## What you are asked to do
Transcribe every line of the listing below without any deviation.
########################################
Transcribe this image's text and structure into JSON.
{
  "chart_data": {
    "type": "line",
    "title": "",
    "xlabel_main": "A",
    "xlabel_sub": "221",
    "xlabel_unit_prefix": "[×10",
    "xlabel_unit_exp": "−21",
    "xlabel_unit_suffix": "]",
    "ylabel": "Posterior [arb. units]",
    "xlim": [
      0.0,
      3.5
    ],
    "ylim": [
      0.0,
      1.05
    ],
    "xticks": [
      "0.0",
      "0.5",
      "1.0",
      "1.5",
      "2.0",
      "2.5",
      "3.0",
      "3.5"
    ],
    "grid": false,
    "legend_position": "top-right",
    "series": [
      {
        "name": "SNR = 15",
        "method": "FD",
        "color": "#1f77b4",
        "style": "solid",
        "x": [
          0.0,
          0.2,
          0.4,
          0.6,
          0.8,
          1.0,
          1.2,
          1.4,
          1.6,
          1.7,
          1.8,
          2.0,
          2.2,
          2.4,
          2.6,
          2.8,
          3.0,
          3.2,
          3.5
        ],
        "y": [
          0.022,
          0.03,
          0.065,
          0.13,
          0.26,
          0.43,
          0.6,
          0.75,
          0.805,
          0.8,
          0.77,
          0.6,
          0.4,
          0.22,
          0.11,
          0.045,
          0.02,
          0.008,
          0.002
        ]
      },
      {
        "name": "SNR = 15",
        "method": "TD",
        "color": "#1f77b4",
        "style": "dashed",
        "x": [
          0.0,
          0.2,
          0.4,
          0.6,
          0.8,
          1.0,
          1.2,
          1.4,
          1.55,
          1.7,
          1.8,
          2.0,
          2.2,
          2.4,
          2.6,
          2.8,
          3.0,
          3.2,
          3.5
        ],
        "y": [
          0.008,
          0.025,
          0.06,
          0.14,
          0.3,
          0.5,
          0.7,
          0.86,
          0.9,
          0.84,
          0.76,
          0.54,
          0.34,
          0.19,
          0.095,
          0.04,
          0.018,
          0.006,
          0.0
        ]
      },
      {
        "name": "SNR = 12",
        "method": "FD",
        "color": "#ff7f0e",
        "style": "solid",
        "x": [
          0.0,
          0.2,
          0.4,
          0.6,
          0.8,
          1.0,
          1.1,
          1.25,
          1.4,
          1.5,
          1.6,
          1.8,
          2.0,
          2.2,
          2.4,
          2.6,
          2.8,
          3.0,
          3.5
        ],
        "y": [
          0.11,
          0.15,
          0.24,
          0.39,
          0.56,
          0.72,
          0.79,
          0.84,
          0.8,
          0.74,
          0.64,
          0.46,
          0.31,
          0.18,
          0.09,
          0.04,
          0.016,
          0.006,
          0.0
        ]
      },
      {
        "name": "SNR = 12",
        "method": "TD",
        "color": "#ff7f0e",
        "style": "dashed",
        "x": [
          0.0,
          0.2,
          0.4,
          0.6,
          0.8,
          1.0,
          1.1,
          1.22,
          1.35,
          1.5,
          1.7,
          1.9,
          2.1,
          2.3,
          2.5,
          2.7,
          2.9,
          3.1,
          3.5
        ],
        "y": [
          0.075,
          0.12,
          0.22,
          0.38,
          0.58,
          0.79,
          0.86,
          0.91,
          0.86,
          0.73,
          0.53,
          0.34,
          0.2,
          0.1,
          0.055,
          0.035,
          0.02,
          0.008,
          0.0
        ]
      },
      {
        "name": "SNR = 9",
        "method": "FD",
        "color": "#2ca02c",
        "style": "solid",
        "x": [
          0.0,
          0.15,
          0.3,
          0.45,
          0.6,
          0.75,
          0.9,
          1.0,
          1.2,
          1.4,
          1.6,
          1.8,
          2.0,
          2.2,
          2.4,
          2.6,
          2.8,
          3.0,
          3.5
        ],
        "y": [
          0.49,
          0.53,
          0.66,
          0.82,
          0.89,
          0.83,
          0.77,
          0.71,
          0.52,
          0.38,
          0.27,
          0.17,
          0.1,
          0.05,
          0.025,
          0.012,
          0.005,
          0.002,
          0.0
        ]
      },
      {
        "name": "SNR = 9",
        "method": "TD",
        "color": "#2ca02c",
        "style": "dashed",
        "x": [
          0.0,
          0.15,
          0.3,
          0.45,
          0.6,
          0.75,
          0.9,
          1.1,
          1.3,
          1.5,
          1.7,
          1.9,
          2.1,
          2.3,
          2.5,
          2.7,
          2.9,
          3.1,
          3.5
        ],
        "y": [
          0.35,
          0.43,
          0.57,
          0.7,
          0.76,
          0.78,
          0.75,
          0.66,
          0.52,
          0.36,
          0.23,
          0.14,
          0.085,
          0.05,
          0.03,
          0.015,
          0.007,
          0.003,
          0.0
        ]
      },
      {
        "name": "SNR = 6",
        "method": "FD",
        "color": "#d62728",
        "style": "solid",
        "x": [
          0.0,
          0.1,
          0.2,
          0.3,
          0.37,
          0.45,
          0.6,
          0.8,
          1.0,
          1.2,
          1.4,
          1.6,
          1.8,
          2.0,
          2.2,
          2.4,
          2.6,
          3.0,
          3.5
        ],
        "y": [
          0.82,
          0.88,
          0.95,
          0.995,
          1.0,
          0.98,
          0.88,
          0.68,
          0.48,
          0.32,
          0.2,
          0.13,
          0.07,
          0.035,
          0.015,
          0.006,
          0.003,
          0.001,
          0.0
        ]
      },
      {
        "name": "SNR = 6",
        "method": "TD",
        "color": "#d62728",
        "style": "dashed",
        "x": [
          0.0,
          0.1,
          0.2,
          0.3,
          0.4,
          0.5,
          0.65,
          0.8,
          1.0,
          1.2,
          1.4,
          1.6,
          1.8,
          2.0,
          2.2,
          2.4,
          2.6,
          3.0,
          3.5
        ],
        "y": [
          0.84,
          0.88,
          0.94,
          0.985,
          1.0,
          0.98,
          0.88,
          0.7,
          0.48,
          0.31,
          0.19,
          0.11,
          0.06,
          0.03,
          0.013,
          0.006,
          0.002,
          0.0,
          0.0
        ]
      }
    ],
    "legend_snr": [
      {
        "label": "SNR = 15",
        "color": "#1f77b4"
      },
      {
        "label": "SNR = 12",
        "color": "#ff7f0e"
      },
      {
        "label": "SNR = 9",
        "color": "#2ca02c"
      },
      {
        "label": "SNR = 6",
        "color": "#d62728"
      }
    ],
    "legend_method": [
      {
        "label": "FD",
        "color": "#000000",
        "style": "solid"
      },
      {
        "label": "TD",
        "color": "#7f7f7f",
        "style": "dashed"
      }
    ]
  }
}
########################################
## Output below
Transcribe this image's text and structure into JSON.
{
  "chart_data": {
    "type": "line",
    "title": "",
    "xlabel_main": "A",
    "xlabel_sub": "221",
    "xlabel_unit_prefix": "[×10",
    "xlabel_unit_exp": "−21",
    "xlabel_unit_suffix": "]",
    "ylabel": "Posterior [arb. units]",
    "xlim": [
      0.0,
      3.5
    ],
    "ylim": [
      0.0,
      1.05
    ],
    "xticks": [
      "0.0",
      "0.5",
      "1.0",
      "1.5",
      "2.0",
      "2.5",
      "3.0",
      "3.5"
    ],
    "grid": false,
    "legend_position": "top-right",
    "series": [
      {
        "name": "SNR = 15",
        "method": "FD",
        "color": "#1f77b4",
        "style": "solid",
        "x": [
          0.0,
          0.2,
          0.4,
          0.6,
          0.8,
          1.0,
          1.2,
          1.4,
          1.6,
          1.7,
          1.8,
          2.0,
          2.2,
          2.4,
          2.6,
          2.8,
          3.0,
          3.2,
          3.5
        ],
        "y": [
          0.022,
          0.03,
          0.065,
          0.13,
          0.26,
          0.43,
          0.6,
          0.75,
          0.805,
          0.8,
          0.77,
          0.6,
          0.4,
          0.22,
          0.11,
          0.045,
          0.02,
          0.008,
          0.002
        ]
      },
      {
        "name": "SNR = 15",
        "method": "TD",
        "color": "#1f77b4",
        "style": "dashed",
        "x": [
          0.0,
          0.2,
          0.4,
          0.6,
          0.8,
          1.0,
          1.2,
          1.4,
          1.55,
          1.7,
          1.8,
          2.0,
          2.2,
          2.4,
          2.6,
          2.8,
          3.0,
          3.2,
          3.5
        ],
        "y": [
          0.008,
          0.025,
          0.06,
          0.14,
          0.3,
          0.5,
          0.7,
          0.86,
          0.9,
          0.84,
          0.76,
          0.54,
          0.34,
          0.19,
          0.095,
          0.04,
          0.018,
          0.006,
          0.0
        ]
      },
      {
        "name": "SNR = 12",
        "method": "FD",
        "color": "#ff7f0e",
        "style": "solid",
        "x": [
          0.0,
          0.2,
          0.4,
          0.6,
          0.8,
          1.0,
          1.1,
          1.25,
          1.4,
          1.5,
          1.6,
          1.8,
          2.0,
          2.2,
          2.4,
          2.6,
          2.8,
          3.0,
          3.5
        ],
        "y": [
          0.11,
          0.15,
          0.24,
          0.39,
          0.56,
          0.72,
          0.79,
          0.84,
          0.8,
          0.74,
          0.64,
          0.46,
          0.31,
          0.18,
          0.09,
          0.04,
          0.016,
          0.006,
          0.0
        ]
      },
      {
        "name": "SNR = 12",
        "method": "TD",
        "color": "#ff7f0e",
        "style": "dashed",
        "x": [
          0.0,
          0.2,
          0.4,
          0.6,
          0.8,
          1.0,
          1.1,
          1.22,
          1.35,
          1.5,
          1.7,
          1.9,
          2.1,
          2.3,
          2.5,
          2.7,
          2.9,
          3.1,
          3.5
        ],
        "y": [
          0.075,
          0.12,
          0.22,
          0.38,
          0.58,
          0.79,
          0.86,
          0.91,
          0.86,
          0.73,
          0.53,
          0.34,
          0.2,
          0.1,
          0.055,
          0.035,
          0.02,
          0.008,
          0.0
        ]
      },
      {
        "name": "SNR = 9",
        "method": "FD",
        "color": "#2ca02c",
        "style": "solid",
        "x": [
          0.0,
          0.15,
          0.3,
          0.45,
          0.6,
          0.75,
          0.9,
          1.0,
          1.2,
          1.4,
          1.6,
          1.8,
          2.0,
          2.2,
          2.4,
          2.6,
          2.8,
          3.0,
          3.5
        ],
        "y": [
          0.49,
          0.53,
          0.66,
          0.82,
          0.89,
          0.83,
          0.77,
          0.71,
          0.52,
          0.38,
          0.27,
          0.17,
          0.1,
          0.05,
          0.025,
          0.012,
          0.005,
          0.002,
          0.0
        ]
      },
      {
        "name": "SNR = 9",
        "method": "TD",
        "color": "#2ca02c",
        "style": "dashed",
        "x": [
          0.0,
          0.15,
          0.3,
          0.45,
          0.6,
          0.75,
          0.9,
          1.1,
          1.3,
          1.5,
          1.7,
          1.9,
          2.1,
          2.3,
          2.5,
          2.7,
          2.9,
          3.1,
          3.5
        ],
        "y": [
          0.35,
          0.43,
          0.57,
          0.7,
          0.76,
          0.78,
          0.75,
          0.66,
          0.52,
          0.36,
          0.23,
          0.14,
          0.085,
          0.05,
          0.03,
          0.015,
          0.007,
          0.003,
          0.0
        ]
      },
      {
        "name": "SNR = 6",
        "method": "FD",
        "color": "#d62728",
        "style": "solid",
        "x": [
          0.0,
          0.1,
          0.2,
          0.3,
          0.37,
          0.45,
          0.6,
          0.8,
          1.0,
          1.2,
          1.4,
          1.6,
          1.8,
          2.0,
          2.2,
          2.4,
          2.6,
          3.0,
          3.5
        ],
        "y": [
          0.82,
          0.88,
          0.95,
          0.995,
          1.0,
          0.98,
          0.88,
          0.68,
          0.48,
          0.32,
          0.2,
          0.13,
          0.07,
          0.035,
          0.015,
          0.006,
          0.003,
          0.001,
          0.0
        ]
      },
      {
        "name": "SNR = 6",
        "method": "TD",
        "color": "#d62728",
        "style": "dashed",
        "x": [
          0.0,
          0.1,
          0.2,
          0.3,
          0.4,
          0.5,
          0.65,
          0.8,
          1.0,
          1.2,
          1.4,
          1.6,
          1.8,
          2.0,
          2.2,
          2.4,
          2.6,
          3.0,
          3.5
        ],
        "y": [
          0.84,
          0.88,
          0.94,
          0.985,
          1.0,
          0.98,
          0.88,
          0.7,
          0.48,
          0.31,
          0.19,
          0.11,
          0.06,
          0.03,
          0.013,
          0.006,
          0.002,
          0.0,
          0.0
        ]
      }
    ],
    "legend_snr": [
      {
        "label": "SNR = 15",
        "color": "#1f77b4"
      },
      {
        "label": "SNR = 12",
        "color": "#ff7f0e"
      },
      {
        "label": "SNR = 9",
        "color": "#2ca02c"
      },
      {
        "label": "SNR = 6",
        "color": "#d62728"
      }
    ],
    "legend_method": [
      {
        "label": "FD",
        "color": "#000000",
        "style": "solid"
      },
      {
        "label": "TD",
        "color": "#7f7f7f",
        "style": "dashed"
      }
    ]
  }
}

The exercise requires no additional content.